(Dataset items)
######
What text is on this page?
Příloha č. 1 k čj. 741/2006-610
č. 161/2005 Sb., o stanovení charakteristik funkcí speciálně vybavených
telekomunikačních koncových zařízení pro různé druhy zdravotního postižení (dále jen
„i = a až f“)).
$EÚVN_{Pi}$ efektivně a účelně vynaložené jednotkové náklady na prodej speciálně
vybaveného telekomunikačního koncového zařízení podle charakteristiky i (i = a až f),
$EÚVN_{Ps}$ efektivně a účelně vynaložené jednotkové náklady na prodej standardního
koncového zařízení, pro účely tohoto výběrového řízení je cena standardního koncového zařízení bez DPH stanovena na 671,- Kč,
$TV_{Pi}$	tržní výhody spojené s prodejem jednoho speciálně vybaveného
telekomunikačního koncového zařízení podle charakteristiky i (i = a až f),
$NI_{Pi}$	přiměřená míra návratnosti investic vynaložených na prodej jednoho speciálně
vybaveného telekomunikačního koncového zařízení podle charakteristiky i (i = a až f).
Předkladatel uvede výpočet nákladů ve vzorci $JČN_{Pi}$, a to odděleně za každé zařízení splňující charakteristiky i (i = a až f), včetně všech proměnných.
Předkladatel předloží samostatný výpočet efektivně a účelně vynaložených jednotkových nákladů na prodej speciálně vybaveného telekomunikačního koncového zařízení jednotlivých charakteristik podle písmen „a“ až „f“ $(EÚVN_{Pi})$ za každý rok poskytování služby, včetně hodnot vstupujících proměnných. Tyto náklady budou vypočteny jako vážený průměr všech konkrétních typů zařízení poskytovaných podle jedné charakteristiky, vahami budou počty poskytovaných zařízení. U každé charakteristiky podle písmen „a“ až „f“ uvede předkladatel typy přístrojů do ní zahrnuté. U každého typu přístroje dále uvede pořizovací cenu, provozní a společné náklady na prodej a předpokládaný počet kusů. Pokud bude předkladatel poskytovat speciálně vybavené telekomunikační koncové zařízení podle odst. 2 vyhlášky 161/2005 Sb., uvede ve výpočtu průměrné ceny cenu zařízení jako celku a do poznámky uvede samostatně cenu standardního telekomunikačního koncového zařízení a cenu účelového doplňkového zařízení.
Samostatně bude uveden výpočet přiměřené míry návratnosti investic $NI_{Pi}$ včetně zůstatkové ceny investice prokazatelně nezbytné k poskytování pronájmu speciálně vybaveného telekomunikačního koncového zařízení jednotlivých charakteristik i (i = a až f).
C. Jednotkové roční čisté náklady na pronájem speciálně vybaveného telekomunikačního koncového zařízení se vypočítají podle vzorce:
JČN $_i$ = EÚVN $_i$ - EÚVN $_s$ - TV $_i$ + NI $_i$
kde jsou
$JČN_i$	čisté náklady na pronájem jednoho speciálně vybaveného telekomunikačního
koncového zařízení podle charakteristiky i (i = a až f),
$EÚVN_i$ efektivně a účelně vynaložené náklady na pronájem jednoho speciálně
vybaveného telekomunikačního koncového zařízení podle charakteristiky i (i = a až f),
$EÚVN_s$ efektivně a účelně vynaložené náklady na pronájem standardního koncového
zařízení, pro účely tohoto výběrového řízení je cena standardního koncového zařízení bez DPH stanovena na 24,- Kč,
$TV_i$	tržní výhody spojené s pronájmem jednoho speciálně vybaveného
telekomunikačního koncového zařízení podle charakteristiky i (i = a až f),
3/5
######
▶ _What you are asked to do_
Your task is to quote all of the data word for word.

▶ _Solution for this exercise_
What text is on this page?
Příloha č. 1 k čj. 741/2006-610
č. 161/2005 Sb., o stanovení charakteristik funkcí speciálně vybavených
telekomunikačních koncových zařízení pro různé druhy zdravotního postižení (dále jen
„i = a až f“)).
$EÚVN_{Pi}$ efektivně a účelně vynaložené jednotkové náklady na prodej speciálně
vybaveného telekomunikačního koncového zařízení podle charakteristiky i (i = a až f),
$EÚVN_{Ps}$ efektivně a účelně vynaložené jednotkové náklady na prodej standardního
koncového zařízení, pro účely tohoto výběrového řízení je cena standardního koncového zařízení bez DPH stanovena na 671,- Kč,
$TV_{Pi}$	tržní výhody spojené s prodejem jednoho speciálně vybaveného
telekomunikačního koncového zařízení podle charakteristiky i (i = a až f),
$NI_{Pi}$	přiměřená míra návratnosti investic vynaložených na prodej jednoho speciálně
vybaveného telekomunikačního koncového zařízení podle charakteristiky i (i = a až f).
Předkladatel uvede výpočet nákladů ve vzorci $JČN_{Pi}$, a to odděleně za každé zařízení splňující charakteristiky i (i = a až f), včetně všech proměnných.
Předkladatel předloží samostatný výpočet efektivně a účelně vynaložených jednotkových nákladů na prodej speciálně vybaveného telekomunikačního koncového zařízení jednotlivých charakteristik podle písmen „a“ až „f“ $(EÚVN_{Pi})$ za každý rok poskytování služby, včetně hodnot vstupujících proměnných. Tyto náklady budou vypočteny jako vážený průměr všech konkrétních typů zařízení poskytovaných podle jedné charakteristiky, vahami budou počty poskytovaných zařízení. U každé charakteristiky podle písmen „a“ až „f“ uvede předkladatel typy přístrojů do ní zahrnuté. U každého typu přístroje dále uvede pořizovací cenu, provozní a společné náklady na prodej a předpokládaný počet kusů. Pokud bude předkladatel poskytovat speciálně vybavené telekomunikační koncové zařízení podle odst. 2 vyhlášky 161/2005 Sb., uvede ve výpočtu průměrné ceny cenu zařízení jako celku a do poznámky uvede samostatně cenu standardního telekomunikačního koncového zařízení a cenu účelového doplňkového zařízení.
Samostatně bude uveden výpočet přiměřené míry návratnosti investic $NI_{Pi}$ včetně zůstatkové ceny investice prokazatelně nezbytné k poskytování pronájmu speciálně vybaveného telekomunikačního koncového zařízení jednotlivých charakteristik i (i = a až f).
C. Jednotkové roční čisté náklady na pronájem speciálně vybaveného telekomunikačního koncového zařízení se vypočítají podle vzorce:
JČN $_i$ = EÚVN $_i$ - EÚVN $_s$ - TV $_i$ + NI $_i$
kde jsou
$JČN_i$	čisté náklady na pronájem jednoho speciálně vybaveného telekomunikačního
koncového zařízení podle charakteristiky i (i = a až f),
$EÚVN_i$ efektivně a účelně vynaložené náklady na pronájem jednoho speciálně
vybaveného telekomunikačního koncového zařízení podle charakteristiky i (i = a až f),
$EÚVN_s$ efektivně a účelně vynaložené náklady na pronájem standardního koncového
zařízení, pro účely tohoto výběrového řízení je cena standardního koncového zařízení bez DPH stanovena na 24,- Kč,
$TV_i$	tržní výhody spojené s pronájmem jednoho speciálně vybaveného
telekomunikačního koncového zařízení podle charakteristiky i (i = a až f),
3/5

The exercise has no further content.